⟨

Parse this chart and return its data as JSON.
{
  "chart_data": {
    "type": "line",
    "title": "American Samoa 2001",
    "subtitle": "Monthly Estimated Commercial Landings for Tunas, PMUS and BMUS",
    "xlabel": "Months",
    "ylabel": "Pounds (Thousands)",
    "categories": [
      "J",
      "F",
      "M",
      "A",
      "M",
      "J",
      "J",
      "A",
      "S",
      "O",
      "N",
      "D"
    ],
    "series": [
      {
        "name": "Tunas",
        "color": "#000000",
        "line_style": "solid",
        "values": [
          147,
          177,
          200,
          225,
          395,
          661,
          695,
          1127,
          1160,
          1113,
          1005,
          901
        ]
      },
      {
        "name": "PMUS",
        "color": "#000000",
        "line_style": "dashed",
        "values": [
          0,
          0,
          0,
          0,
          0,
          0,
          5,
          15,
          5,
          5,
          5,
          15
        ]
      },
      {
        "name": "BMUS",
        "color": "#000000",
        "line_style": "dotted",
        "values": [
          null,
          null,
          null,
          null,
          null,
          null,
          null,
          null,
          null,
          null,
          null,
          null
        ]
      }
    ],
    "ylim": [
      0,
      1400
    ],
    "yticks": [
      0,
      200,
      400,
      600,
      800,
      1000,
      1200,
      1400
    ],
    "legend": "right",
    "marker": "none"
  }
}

⟩

# PROBLEM REQUIREMENTS:
Read the data above. Pull out each line in which the string "PMUS" appears.

# OUTPUT OF THE EXERCISE:
    "subtitle": "Monthly Estimated Commercial Landings for Tunas, PMUS and BMUS",
        "name": "PMUS",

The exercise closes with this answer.